= Beginning of Section =

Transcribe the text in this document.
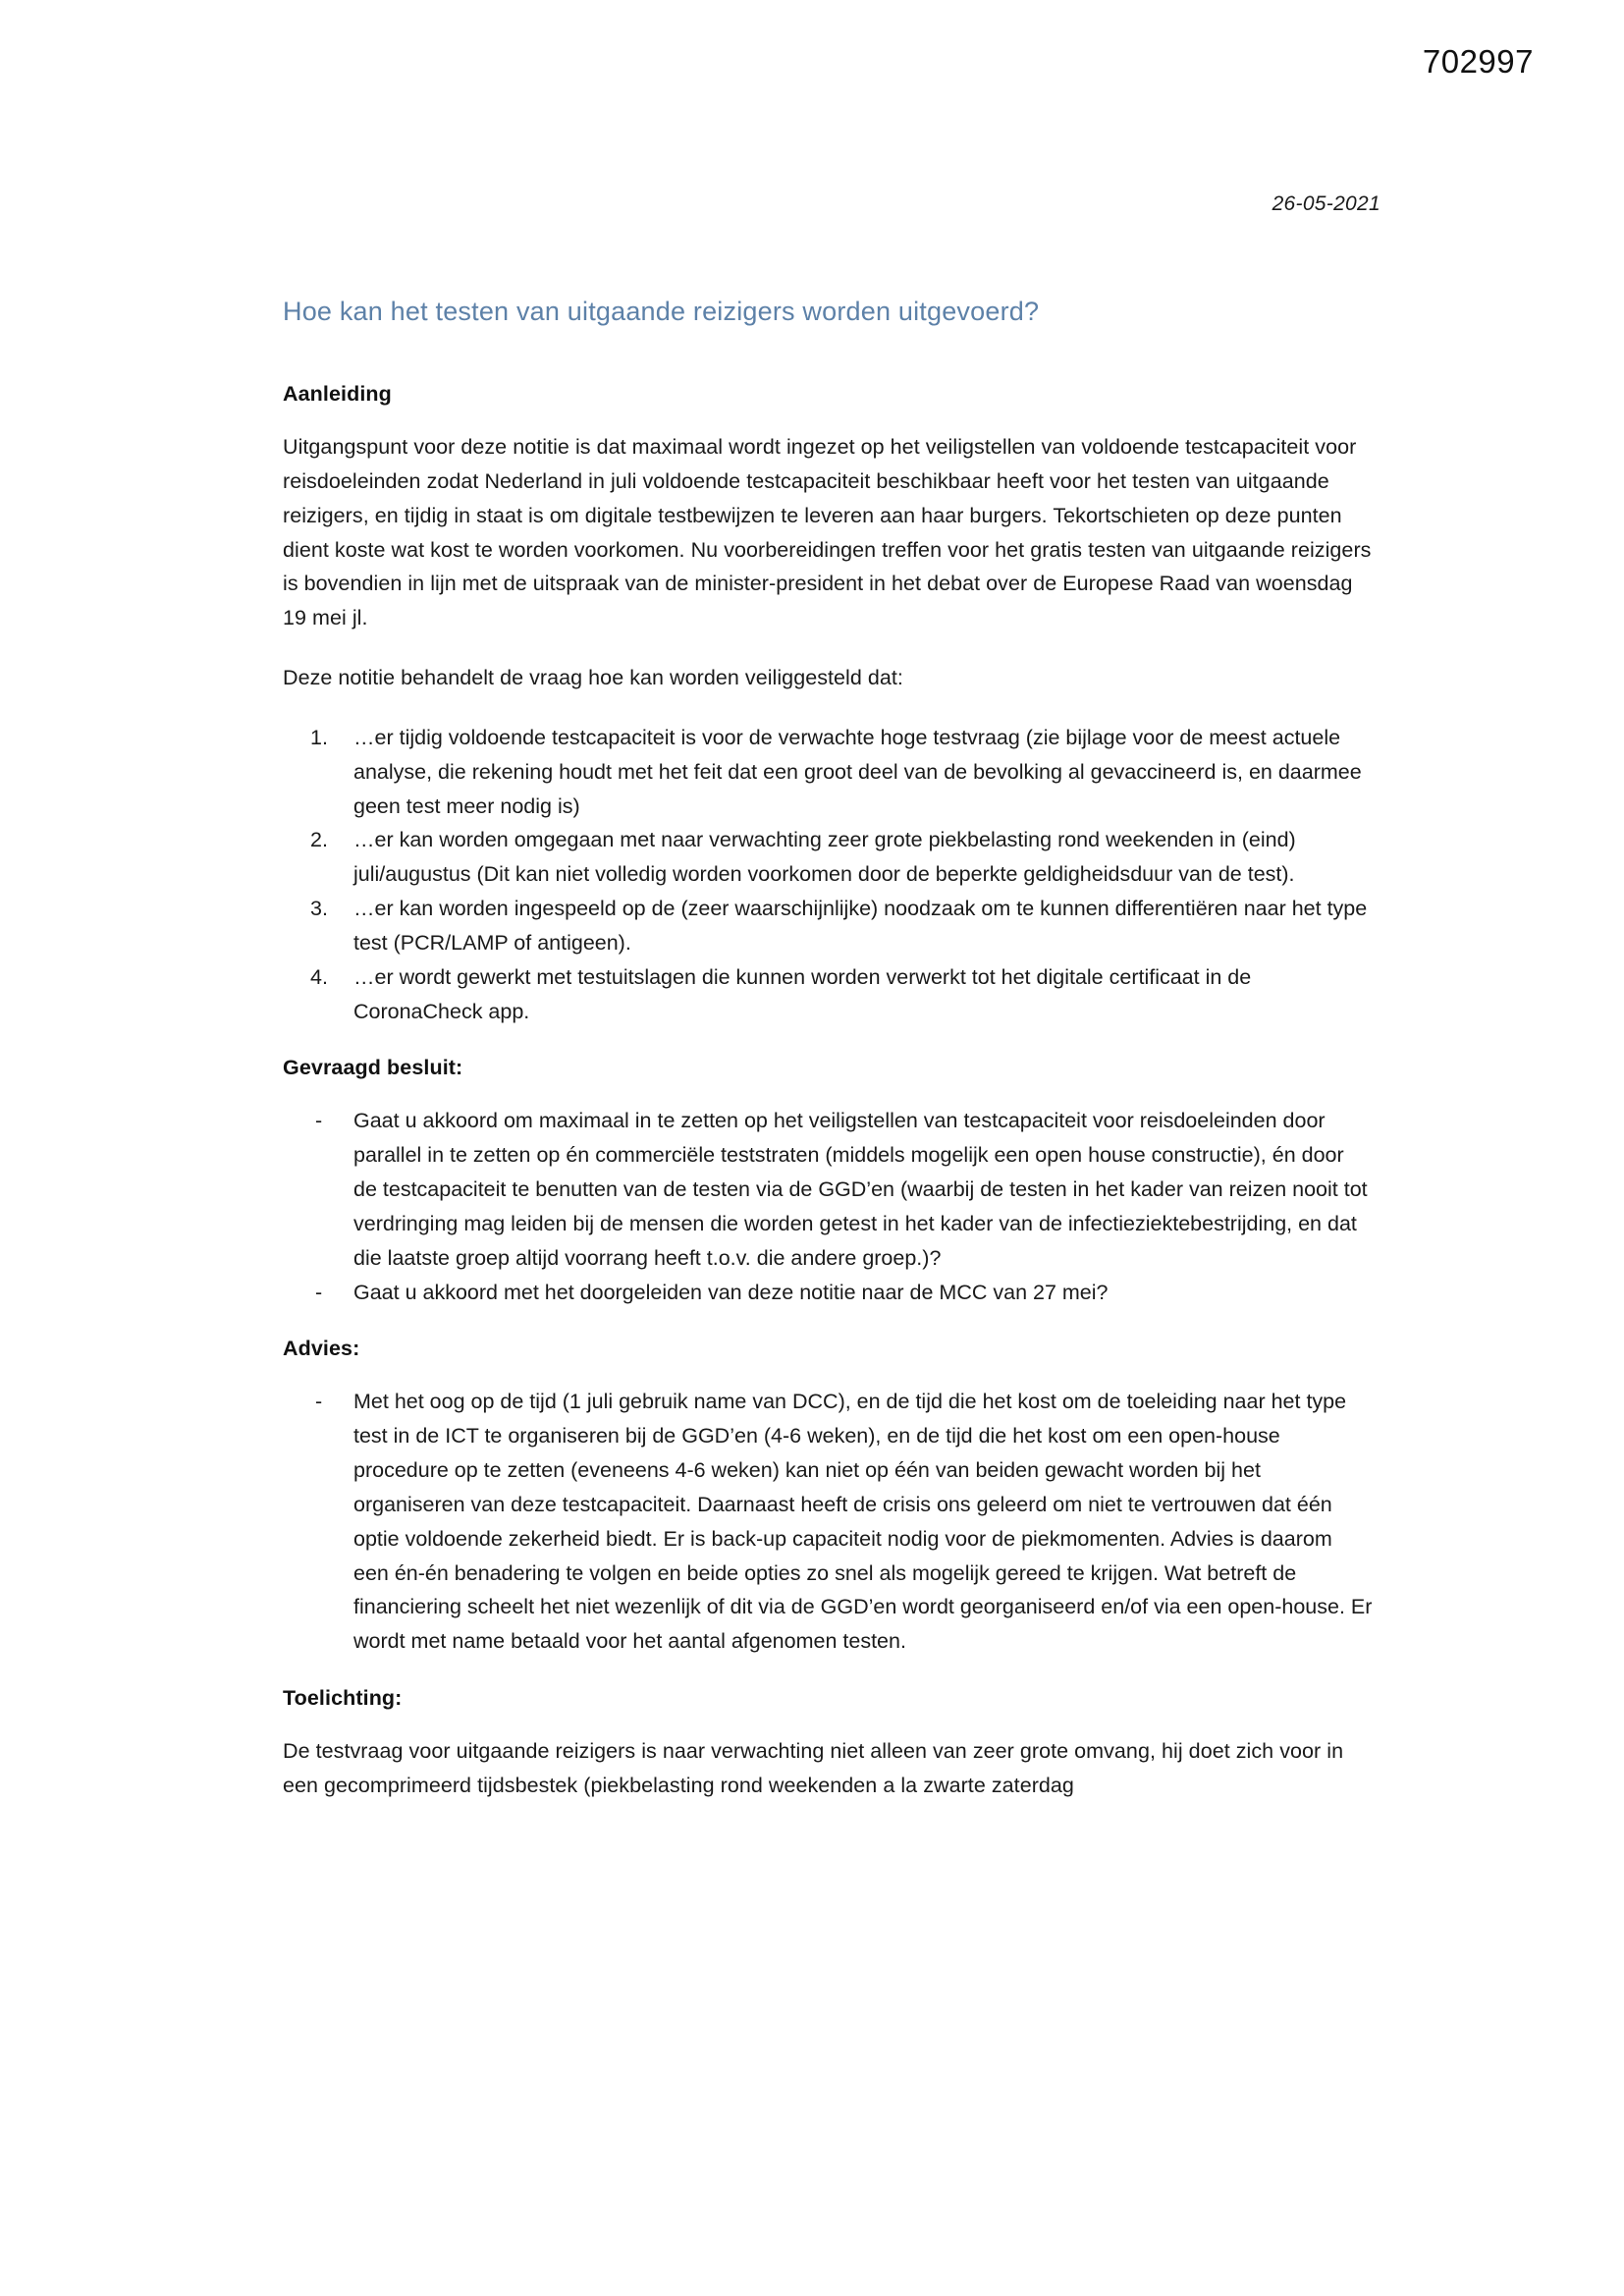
702997
26-05-2021
Hoe kan het testen van uitgaande reizigers worden uitgevoerd?
Aanleiding

Uitgangspunt voor deze notitie is dat maximaal wordt ingezet op het veiligstellen van voldoende testcapaciteit voor reisdoeleinden zodat Nederland in juli voldoende testcapaciteit beschikbaar heeft voor het testen van uitgaande reizigers, en tijdig in staat is om digitale testbewijzen te leveren aan haar burgers. Tekortschieten op deze punten dient koste wat kost te worden voorkomen. Nu voorbereidingen treffen voor het gratis testen van uitgaande reizigers is bovendien in lijn met de uitspraak van de minister-president in het debat over de Europese Raad van woensdag 19 mei jl.

Deze notitie behandelt de vraag hoe kan worden veiliggesteld dat:

…er tijdig voldoende testcapaciteit is voor de verwachte hoge testvraag (zie bijlage voor de meest actuele analyse, die rekening houdt met het feit dat een groot deel van de bevolking al gevaccineerd is, en daarmee geen test meer nodig is)
…er kan worden omgegaan met naar verwachting zeer grote piekbelasting rond weekenden in (eind) juli/augustus (Dit kan niet volledig worden voorkomen door de beperkte geldigheidsduur van de test).
…er kan worden ingespeeld op de (zeer waarschijnlijke) noodzaak om te kunnen differentiëren naar het type test (PCR/LAMP of antigeen).
…er wordt gewerkt met testuitslagen die kunnen worden verwerkt tot het digitale certificaat in de CoronaCheck app.
Gevraagd besluit:
- Gaat u akkoord om maximaal in te zetten op het veiligstellen van testcapaciteit voor reisdoeleinden door parallel in te zetten op én commerciële teststraten (middels mogelijk een open house constructie), én door de testcapaciteit te benutten van de testen via de GGD’en (waarbij de testen in het kader van reizen nooit tot verdringing mag leiden bij de mensen die worden getest in het kader van de infectieziektebestrijding, en dat die laatste groep altijd voorrang heeft t.o.v. die andere groep.)?
- Gaat u akkoord met het doorgeleiden van deze notitie naar de MCC van 27 mei?
Advies:
- Met het oog op de tijd (1 juli gebruik name van DCC), en de tijd die het kost om de toeleiding naar het type test in de ICT te organiseren bij de GGD’en (4-6 weken), en de tijd die het kost om een open-house procedure op te zetten (eveneens 4-6 weken) kan niet op één van beiden gewacht worden bij het organiseren van deze testcapaciteit. Daarnaast heeft de crisis ons geleerd om niet te vertrouwen dat één optie voldoende zekerheid biedt. Er is back-up capaciteit nodig voor de piekmomenten. Advies is daarom een én-én benadering te volgen en beide opties zo snel als mogelijk gereed te krijgen. Wat betreft de financiering scheelt het niet wezenlijk of dit via de GGD’en wordt georganiseerd en/of via een open-house. Er wordt met name betaald voor het aantal afgenomen testen.
Toelichting:

De testvraag voor uitgaande reizigers is naar verwachting niet alleen van zeer grote omvang, hij doet zich voor in een gecomprimeerd tijdsbestek (piekbelasting rond weekenden a la zwarte zaterdag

= End of Section =

▶ **WHAT THE TASK REQUIRES**:
What are the lines of the data above that include the string "verwachting"? Copy them.

▶ **RESPONSE AREA**:
…er kan worden omgegaan met naar verwachting zeer grote piekbelasting rond weekenden in (eind) juli/augustus (Dit kan niet volledig worden voorkomen door de beperkte geldigheidsduur van de test).
De testvraag voor uitgaande reizigers is naar verwachting niet alleen van zeer grote omvang, hij doet zich voor in een gecomprimeerd tijdsbestek (piekbelasting rond weekenden a la zwarte zaterdag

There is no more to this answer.